▶ [Exercise directions]
In the data that follows, count each line holding the string "star"; answer with the number only.

======== Data in this exercise ========

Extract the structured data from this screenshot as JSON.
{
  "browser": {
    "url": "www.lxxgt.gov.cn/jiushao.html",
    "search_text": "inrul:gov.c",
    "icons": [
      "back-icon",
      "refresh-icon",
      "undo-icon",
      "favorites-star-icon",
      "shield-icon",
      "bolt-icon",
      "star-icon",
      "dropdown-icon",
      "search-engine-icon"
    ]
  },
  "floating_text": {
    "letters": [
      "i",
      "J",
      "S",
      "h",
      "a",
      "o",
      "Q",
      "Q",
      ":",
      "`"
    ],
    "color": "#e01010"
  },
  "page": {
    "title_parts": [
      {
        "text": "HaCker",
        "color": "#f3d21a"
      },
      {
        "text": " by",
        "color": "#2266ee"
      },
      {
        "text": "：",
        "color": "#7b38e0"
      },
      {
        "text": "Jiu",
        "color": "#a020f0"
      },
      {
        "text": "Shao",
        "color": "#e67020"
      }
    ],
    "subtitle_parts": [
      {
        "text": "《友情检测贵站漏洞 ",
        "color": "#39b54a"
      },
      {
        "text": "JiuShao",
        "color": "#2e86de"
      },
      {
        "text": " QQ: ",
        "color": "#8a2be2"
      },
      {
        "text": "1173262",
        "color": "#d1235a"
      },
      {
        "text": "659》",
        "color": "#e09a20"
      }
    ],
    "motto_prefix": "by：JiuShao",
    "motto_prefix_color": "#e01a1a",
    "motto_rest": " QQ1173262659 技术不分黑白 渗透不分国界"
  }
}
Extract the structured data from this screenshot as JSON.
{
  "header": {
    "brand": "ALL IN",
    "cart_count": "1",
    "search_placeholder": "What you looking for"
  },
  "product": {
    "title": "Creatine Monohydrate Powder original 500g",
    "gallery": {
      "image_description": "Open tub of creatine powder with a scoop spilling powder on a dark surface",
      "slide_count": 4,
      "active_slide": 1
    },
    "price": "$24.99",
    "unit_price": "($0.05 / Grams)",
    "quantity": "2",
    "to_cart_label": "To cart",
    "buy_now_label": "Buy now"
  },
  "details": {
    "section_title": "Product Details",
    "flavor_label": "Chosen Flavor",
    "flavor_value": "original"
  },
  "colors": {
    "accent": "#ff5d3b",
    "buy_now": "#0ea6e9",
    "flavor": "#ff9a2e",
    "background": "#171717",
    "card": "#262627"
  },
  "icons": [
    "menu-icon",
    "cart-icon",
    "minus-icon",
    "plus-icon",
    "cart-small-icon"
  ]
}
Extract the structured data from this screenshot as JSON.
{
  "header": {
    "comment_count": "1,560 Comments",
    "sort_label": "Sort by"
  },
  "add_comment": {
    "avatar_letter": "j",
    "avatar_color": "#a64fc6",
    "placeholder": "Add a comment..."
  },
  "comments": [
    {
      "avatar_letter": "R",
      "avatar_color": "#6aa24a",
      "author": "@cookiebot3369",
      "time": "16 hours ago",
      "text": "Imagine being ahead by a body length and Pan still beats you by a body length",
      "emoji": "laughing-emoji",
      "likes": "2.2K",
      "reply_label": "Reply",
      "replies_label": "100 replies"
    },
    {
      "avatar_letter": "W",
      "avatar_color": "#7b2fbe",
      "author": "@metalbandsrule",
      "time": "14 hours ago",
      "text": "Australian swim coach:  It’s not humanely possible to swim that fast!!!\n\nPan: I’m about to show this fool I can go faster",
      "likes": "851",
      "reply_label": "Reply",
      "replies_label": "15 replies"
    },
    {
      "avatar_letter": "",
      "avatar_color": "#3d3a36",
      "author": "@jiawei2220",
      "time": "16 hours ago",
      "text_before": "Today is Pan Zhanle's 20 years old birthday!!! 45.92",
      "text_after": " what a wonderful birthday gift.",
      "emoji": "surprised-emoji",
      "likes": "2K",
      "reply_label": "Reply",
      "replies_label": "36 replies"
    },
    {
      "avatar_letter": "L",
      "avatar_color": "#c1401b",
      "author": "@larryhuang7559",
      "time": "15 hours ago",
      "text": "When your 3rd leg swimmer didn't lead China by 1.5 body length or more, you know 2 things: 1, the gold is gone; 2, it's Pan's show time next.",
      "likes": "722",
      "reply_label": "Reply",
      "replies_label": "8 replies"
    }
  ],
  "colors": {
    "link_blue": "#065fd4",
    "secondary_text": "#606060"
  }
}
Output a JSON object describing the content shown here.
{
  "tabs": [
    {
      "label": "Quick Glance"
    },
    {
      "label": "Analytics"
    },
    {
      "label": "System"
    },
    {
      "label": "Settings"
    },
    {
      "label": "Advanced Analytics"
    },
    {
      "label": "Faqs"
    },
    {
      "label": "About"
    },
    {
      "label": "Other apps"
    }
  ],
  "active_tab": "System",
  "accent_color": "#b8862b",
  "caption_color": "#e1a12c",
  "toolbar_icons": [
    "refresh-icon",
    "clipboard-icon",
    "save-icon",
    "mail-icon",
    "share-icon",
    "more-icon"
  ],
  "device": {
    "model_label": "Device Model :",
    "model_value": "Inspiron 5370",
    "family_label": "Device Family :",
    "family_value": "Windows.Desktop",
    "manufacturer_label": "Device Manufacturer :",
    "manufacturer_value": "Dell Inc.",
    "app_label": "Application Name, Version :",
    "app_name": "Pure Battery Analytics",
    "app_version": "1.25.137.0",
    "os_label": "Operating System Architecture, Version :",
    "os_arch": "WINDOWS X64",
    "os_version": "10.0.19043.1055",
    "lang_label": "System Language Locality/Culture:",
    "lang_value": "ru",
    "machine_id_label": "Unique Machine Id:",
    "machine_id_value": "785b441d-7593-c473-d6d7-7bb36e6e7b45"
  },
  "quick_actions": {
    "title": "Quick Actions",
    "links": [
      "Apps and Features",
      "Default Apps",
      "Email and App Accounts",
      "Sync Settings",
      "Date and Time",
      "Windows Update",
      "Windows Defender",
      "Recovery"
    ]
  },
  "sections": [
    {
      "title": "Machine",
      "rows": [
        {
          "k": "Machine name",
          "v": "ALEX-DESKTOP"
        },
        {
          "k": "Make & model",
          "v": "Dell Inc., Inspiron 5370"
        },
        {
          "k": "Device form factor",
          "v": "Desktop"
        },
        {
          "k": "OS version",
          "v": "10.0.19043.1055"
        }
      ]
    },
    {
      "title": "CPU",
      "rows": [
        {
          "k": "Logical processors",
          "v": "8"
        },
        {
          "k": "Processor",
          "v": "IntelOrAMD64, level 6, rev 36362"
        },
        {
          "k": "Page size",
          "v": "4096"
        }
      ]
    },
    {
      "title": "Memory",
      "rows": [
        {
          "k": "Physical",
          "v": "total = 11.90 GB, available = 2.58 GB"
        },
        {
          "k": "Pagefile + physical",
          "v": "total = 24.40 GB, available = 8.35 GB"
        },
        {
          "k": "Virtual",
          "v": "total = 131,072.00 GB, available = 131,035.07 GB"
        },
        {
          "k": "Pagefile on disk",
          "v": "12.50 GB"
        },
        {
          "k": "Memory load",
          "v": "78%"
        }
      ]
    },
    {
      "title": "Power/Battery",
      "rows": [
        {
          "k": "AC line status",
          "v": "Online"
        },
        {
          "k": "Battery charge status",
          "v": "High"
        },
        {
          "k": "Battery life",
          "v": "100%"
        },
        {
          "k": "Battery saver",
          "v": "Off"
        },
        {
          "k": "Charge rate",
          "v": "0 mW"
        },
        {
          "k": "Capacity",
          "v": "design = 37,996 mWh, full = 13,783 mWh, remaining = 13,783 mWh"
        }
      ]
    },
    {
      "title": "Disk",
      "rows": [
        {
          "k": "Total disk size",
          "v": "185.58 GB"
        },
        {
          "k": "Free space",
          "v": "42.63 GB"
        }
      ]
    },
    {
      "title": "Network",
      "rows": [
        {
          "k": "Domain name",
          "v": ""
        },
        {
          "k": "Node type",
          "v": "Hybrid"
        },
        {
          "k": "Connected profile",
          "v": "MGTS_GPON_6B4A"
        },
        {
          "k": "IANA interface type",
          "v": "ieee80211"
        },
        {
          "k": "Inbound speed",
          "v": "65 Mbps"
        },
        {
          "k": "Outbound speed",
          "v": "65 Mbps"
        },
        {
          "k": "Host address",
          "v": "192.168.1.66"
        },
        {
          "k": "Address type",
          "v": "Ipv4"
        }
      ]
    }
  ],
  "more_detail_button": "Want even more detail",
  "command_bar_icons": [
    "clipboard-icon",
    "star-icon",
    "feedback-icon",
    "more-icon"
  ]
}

========

▶ [Written response]
3